YOUR GOAL: Return the listing word for word, as given.

EXCERPTED RECORDS:
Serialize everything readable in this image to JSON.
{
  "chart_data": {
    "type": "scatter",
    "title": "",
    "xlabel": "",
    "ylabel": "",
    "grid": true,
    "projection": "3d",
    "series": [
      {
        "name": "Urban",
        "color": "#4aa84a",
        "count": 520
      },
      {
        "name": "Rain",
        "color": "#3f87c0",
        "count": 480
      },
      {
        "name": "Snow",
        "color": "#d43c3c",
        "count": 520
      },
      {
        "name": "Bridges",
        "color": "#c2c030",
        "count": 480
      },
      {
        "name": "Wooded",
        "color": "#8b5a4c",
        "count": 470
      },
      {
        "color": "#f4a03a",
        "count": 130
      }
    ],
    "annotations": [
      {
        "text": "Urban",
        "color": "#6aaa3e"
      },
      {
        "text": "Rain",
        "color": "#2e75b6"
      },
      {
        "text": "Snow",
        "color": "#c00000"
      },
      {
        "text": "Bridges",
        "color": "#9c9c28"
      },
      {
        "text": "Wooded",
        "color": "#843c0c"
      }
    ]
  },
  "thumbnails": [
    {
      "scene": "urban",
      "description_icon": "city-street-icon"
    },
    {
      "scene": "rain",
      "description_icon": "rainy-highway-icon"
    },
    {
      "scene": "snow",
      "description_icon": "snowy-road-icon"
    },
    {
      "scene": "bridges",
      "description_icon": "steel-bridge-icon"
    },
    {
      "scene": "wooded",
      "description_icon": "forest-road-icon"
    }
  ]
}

WRITTEN REPLY:
Serialize everything readable in this image to JSON.
{
  "chart_data": {
    "type": "scatter",
    "title": "",
    "xlabel": "",
    "ylabel": "",
    "grid": true,
    "projection": "3d",
    "series": [
      {
        "name": "Urban",
        "color": "#4aa84a",
        "count": 520
      },
      {
        "name": "Rain",
        "color": "#3f87c0",
        "count": 480
      },
      {
        "name": "Snow",
        "color": "#d43c3c",
        "count": 520
      },
      {
        "name": "Bridges",
        "color": "#c2c030",
        "count": 480
      },
      {
        "name": "Wooded",
        "color": "#8b5a4c",
        "count": 470
      },
      {
        "color": "#f4a03a",
        "count": 130
      }
    ],
    "annotations": [
      {
        "text": "Urban",
        "color": "#6aaa3e"
      },
      {
        "text": "Rain",
        "color": "#2e75b6"
      },
      {
        "text": "Snow",
        "color": "#c00000"
      },
      {
        "text": "Bridges",
        "color": "#9c9c28"
      },
      {
        "text": "Wooded",
        "color": "#843c0c"
      }
    ]
  },
  "thumbnails": [
    {
      "scene": "urban",
      "description_icon": "city-street-icon"
    },
    {
      "scene": "rain",
      "description_icon": "rainy-highway-icon"
    },
    {
      "scene": "snow",
      "description_icon": "snowy-road-icon"
    },
    {
      "scene": "bridges",
      "description_icon": "steel-bridge-icon"
    },
    {
      "scene": "wooded",
      "description_icon": "forest-road-icon"
    }
  ]
}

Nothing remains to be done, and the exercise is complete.